▸ **Written exercise**
Check every line below for the word "color" and copy the ones that have it.

(Dataset rows about figures)
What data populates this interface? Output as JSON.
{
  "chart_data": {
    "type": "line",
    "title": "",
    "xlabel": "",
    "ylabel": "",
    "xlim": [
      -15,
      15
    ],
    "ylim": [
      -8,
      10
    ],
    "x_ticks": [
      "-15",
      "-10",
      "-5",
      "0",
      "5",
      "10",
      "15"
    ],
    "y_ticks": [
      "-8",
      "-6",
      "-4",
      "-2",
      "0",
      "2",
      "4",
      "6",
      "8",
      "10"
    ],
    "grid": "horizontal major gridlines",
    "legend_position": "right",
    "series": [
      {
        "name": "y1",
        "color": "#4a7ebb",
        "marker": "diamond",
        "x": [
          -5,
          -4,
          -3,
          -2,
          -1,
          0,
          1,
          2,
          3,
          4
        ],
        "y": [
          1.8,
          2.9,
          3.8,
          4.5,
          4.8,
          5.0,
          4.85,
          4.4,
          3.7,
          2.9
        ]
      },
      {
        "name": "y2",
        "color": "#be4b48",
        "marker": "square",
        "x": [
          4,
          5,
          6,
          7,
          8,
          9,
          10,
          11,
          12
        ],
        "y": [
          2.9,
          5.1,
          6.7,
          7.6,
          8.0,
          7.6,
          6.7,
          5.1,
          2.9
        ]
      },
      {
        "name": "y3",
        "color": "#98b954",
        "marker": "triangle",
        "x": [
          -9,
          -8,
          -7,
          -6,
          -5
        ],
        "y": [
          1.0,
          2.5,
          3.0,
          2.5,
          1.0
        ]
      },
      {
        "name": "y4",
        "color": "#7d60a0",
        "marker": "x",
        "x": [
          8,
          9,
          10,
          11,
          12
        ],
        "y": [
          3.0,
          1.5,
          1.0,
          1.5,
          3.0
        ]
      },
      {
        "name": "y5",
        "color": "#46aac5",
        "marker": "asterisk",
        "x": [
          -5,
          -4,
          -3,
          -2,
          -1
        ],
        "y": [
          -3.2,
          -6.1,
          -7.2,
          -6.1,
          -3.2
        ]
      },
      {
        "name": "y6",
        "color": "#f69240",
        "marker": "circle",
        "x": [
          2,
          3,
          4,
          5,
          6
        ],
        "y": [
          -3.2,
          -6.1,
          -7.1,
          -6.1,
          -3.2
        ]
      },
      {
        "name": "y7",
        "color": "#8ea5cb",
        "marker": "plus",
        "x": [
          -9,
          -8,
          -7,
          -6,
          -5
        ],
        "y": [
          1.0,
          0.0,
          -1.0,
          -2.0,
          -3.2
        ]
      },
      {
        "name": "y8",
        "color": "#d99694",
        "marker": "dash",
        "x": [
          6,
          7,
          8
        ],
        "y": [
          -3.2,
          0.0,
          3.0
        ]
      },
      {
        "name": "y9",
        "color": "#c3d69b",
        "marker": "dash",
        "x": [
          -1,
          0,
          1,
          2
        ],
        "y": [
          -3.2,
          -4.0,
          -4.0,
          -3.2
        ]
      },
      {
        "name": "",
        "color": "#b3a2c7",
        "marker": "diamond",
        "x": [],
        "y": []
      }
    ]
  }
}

▸ **Task result**
        "color": "#4a7ebb",
        "color": "#be4b48",
        "color": "#98b954",
        "color": "#7d60a0",
        "color": "#46aac5",
        "color": "#f69240",
        "color": "#8ea5cb",
        "color": "#d99694",
        "color": "#c3d69b",
        "color": "#b3a2c7",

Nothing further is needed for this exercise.